▶ The task
Every line of the material is to be quoted verbatim, minus the pictures.

▶ Given records
----------------------------------------

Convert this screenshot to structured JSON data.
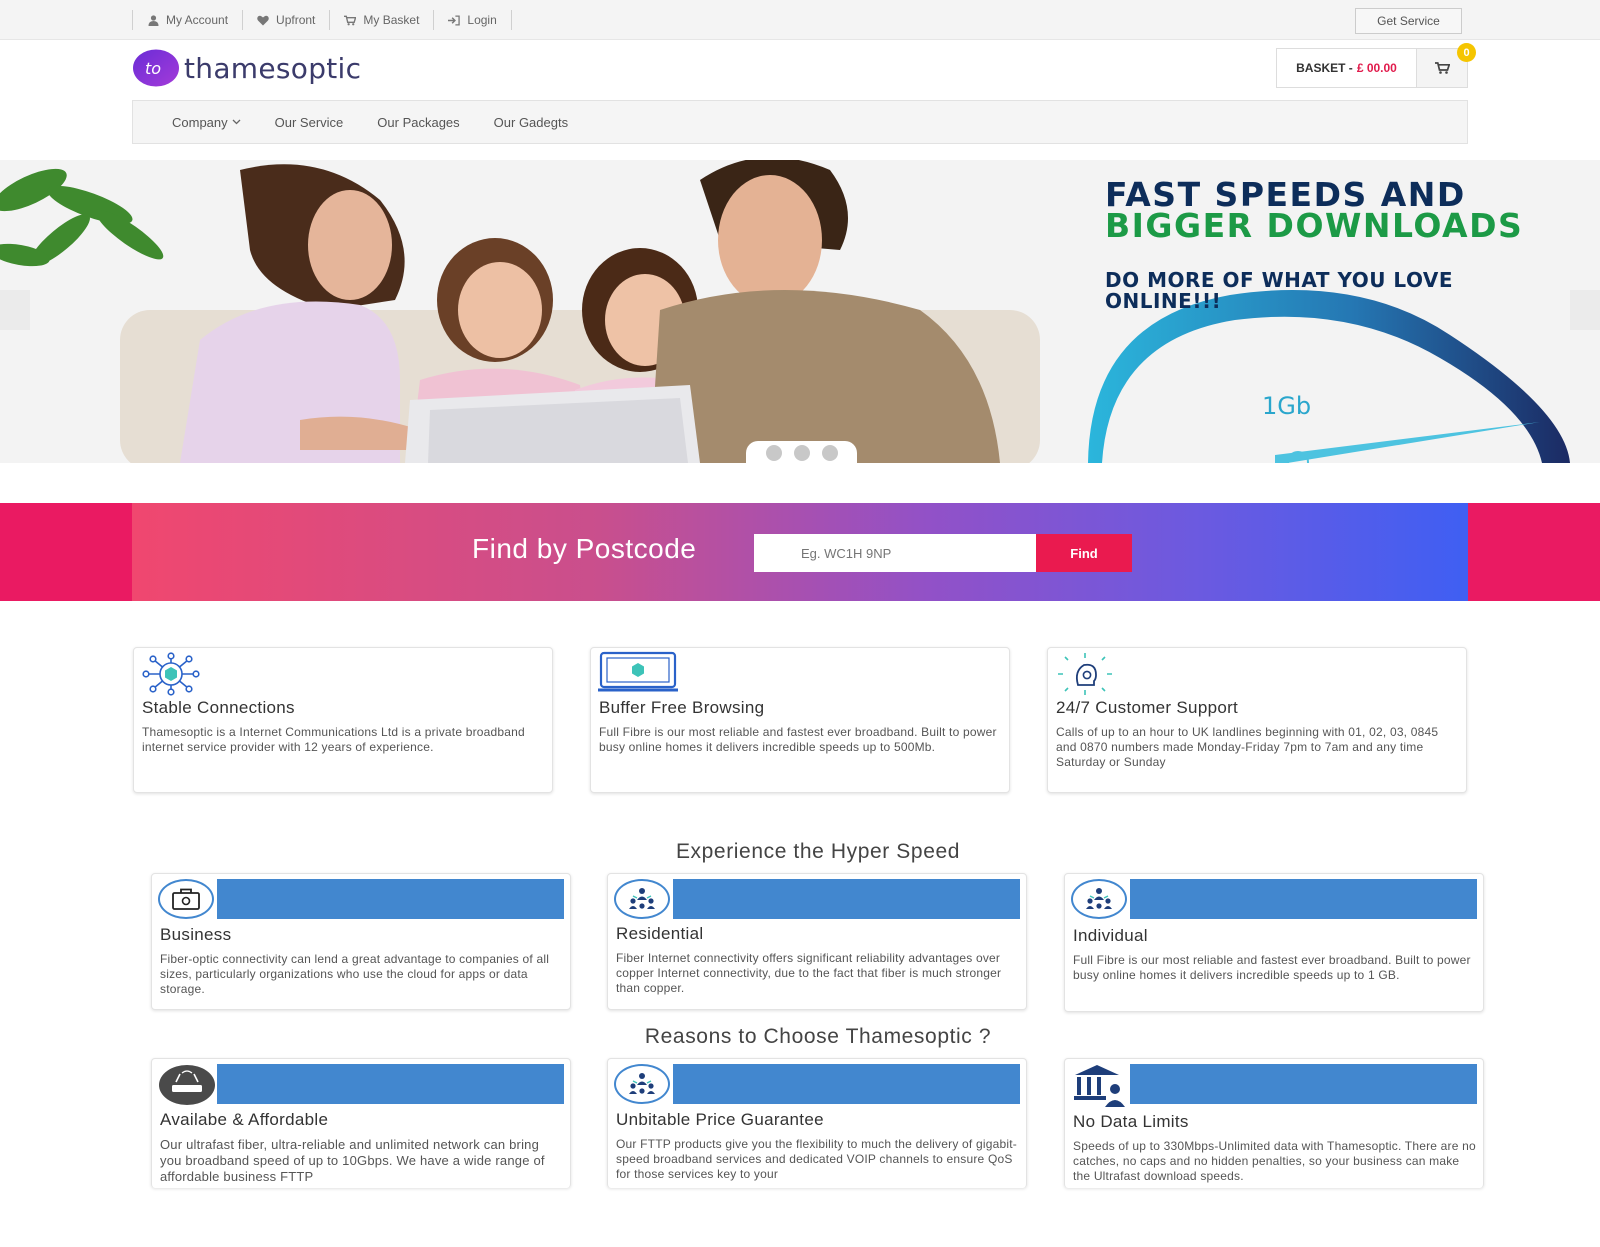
{
  "topbar": {
    "links": [
      {
        "label": "My Account",
        "icon": "user-icon"
      },
      {
        "label": "Upfront",
        "icon": "heart-icon"
      },
      {
        "label": "My Basket",
        "icon": "cart-icon"
      },
      {
        "label": "Login",
        "icon": "login-icon"
      }
    ],
    "get_service": "Get Service"
  },
  "header": {
    "logo_text": "thamesoptic",
    "logo_mark": "to",
    "basket_label": "BASKET -",
    "basket_amount": "£ 00.00",
    "basket_count": "0"
  },
  "nav": {
    "items": [
      "Company",
      "Our Service",
      "Our Packages",
      "Our Gadegts"
    ]
  },
  "hero": {
    "headline_line1": "FAST SPEEDS AND",
    "headline_line2": "BIGGER DOWNLOADS",
    "subline": "DO MORE OF WHAT YOU LOVE ONLINE!!!",
    "speed": "1Gb"
  },
  "postcode": {
    "title": "Find by Postcode",
    "placeholder": "Eg. WC1H 9NP",
    "button": "Find"
  },
  "features": [
    {
      "title": "Stable Connections",
      "text": "Thamesoptic is a Internet Communications Ltd is a private broadband internet service provider with 12 years of experience.",
      "icon": "network-cube-icon"
    },
    {
      "title": "Buffer Free Browsing",
      "text": "Full Fibre is our most reliable and fastest ever broadband. Built to power busy online homes it delivers incredible speeds up to 500Mb.",
      "icon": "laptop-cube-icon"
    },
    {
      "title": "24/7 Customer Support",
      "text": "Calls of up to an hour to UK landlines beginning with 01, 02, 03, 0845 and 0870 numbers made Monday-Friday 7pm to 7am and any time Saturday or Sunday",
      "icon": "support-head-icon"
    }
  ],
  "hyper": {
    "title": "Experience the Hyper Speed",
    "cards": [
      {
        "title": "Business",
        "text": "Fiber-optic connectivity can lend a great advantage to companies of all sizes, particularly organizations who use the cloud for apps or data storage.",
        "icon": "briefcase-icon"
      },
      {
        "title": "Residential",
        "text": "Fiber Internet connectivity offers significant reliability advantages over copper Internet connectivity, due to the fact that fiber is much stronger than copper.",
        "icon": "group-network-icon"
      },
      {
        "title": "Individual",
        "text": "Full Fibre is our most reliable and fastest ever broadband. Built to power busy online homes it delivers incredible speeds up to 1 GB.",
        "icon": "group-network-icon"
      }
    ]
  },
  "reasons": {
    "title": "Reasons to Choose Thamesoptic ?",
    "cards": [
      {
        "title": "Availabe & Affordable",
        "text": "Our ultrafast fiber, ultra-reliable and unlimited network can bring you broadband speed of up to 10Gbps. We have a wide range of affordable business FTTP",
        "icon": "router-icon"
      },
      {
        "title": "Unbitable Price Guarantee",
        "text": "Our FTTP products give you the flexibility to much the delivery of gigabit-speed broadband services and dedicated VOIP channels to ensure QoS for those services key to your",
        "icon": "group-network-icon"
      },
      {
        "title": "No Data Limits",
        "text": "Speeds of up to 330Mbps-Unlimited data with Thamesoptic. There are no catches, no caps and no hidden penalties, so your business can make the Ultrafast download speeds.",
        "icon": "bank-user-icon"
      }
    ]
  },
  "colors": {
    "accent_pink": "#ea1a4f",
    "blue_bar": "#4287cf",
    "headline_navy": "#0d2d5a",
    "headline_green": "#1c9a46"
  }
}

----------------------------------------

▶ Task answer
Convert this screenshot to structured JSON data.
{
  "topbar": {
    "links": [
      {
        "label": "My Account",
        "icon": "user-icon"
      },
      {
        "label": "Upfront",
        "icon": "heart-icon"
      },
      {
        "label": "My Basket",
        "icon": "cart-icon"
      },
      {
        "label": "Login",
        "icon": "login-icon"
      }
    ],
    "get_service": "Get Service"
  },
  "header": {
    "logo_text": "thamesoptic",
    "logo_mark": "to",
    "basket_label": "BASKET -",
    "basket_amount": "£ 00.00",
    "basket_count": "0"
  },
  "nav": {
    "items": [
      "Company",
      "Our Service",
      "Our Packages",
      "Our Gadegts"
    ]
  },
  "hero": {
    "headline_line1": "FAST SPEEDS AND",
    "headline_line2": "BIGGER DOWNLOADS",
    "subline": "DO MORE OF WHAT YOU LOVE ONLINE!!!",
    "speed": "1Gb"
  },
  "postcode": {
    "title": "Find by Postcode",
    "placeholder": "Eg. WC1H 9NP",
    "button": "Find"
  },
  "features": [
    {
      "title": "Stable Connections",
      "text": "Thamesoptic is a Internet Communications Ltd is a private broadband internet service provider with 12 years of experience.",
      "icon": "network-cube-icon"
    },
    {
      "title": "Buffer Free Browsing",
      "text": "Full Fibre is our most reliable and fastest ever broadband. Built to power busy online homes it delivers incredible speeds up to 500Mb.",
      "icon": "laptop-cube-icon"
    },
    {
      "title": "24/7 Customer Support",
      "text": "Calls of up to an hour to UK landlines beginning with 01, 02, 03, 0845 and 0870 numbers made Monday-Friday 7pm to 7am and any time Saturday or Sunday",
      "icon": "support-head-icon"
    }
  ],
  "hyper": {
    "title": "Experience the Hyper Speed",
    "cards": [
      {
        "title": "Business",
        "text": "Fiber-optic connectivity can lend a great advantage to companies of all sizes, particularly organizations who use the cloud for apps or data storage.",
        "icon": "briefcase-icon"
      },
      {
        "title": "Residential",
        "text": "Fiber Internet connectivity offers significant reliability advantages over copper Internet connectivity, due to the fact that fiber is much stronger than copper.",
        "icon": "group-network-icon"
      },
      {
        "title": "Individual",
        "text": "Full Fibre is our most reliable and fastest ever broadband. Built to power busy online homes it delivers incredible speeds up to 1 GB.",
        "icon": "group-network-icon"
      }
    ]
  },
  "reasons": {
    "title": "Reasons to Choose Thamesoptic ?",
    "cards": [
      {
        "title": "Availabe & Affordable",
        "text": "Our ultrafast fiber, ultra-reliable and unlimited network can bring you broadband speed of up to 10Gbps. We have a wide range of affordable business FTTP",
        "icon": "router-icon"
      },
      {
        "title": "Unbitable Price Guarantee",
        "text": "Our FTTP products give you the flexibility to much the delivery of gigabit-speed broadband services and dedicated VOIP channels to ensure QoS for those services key to your",
        "icon": "group-network-icon"
      },
      {
        "title": "No Data Limits",
        "text": "Speeds of up to 330Mbps-Unlimited data with Thamesoptic. There are no catches, no caps and no hidden penalties, so your business can make the Ultrafast download speeds.",
        "icon": "bank-user-icon"
      }
    ]
  },
  "colors": {
    "accent_pink": "#ea1a4f",
    "blue_bar": "#4287cf",
    "headline_navy": "#0d2d5a",
    "headline_green": "#1c9a46"
  }
}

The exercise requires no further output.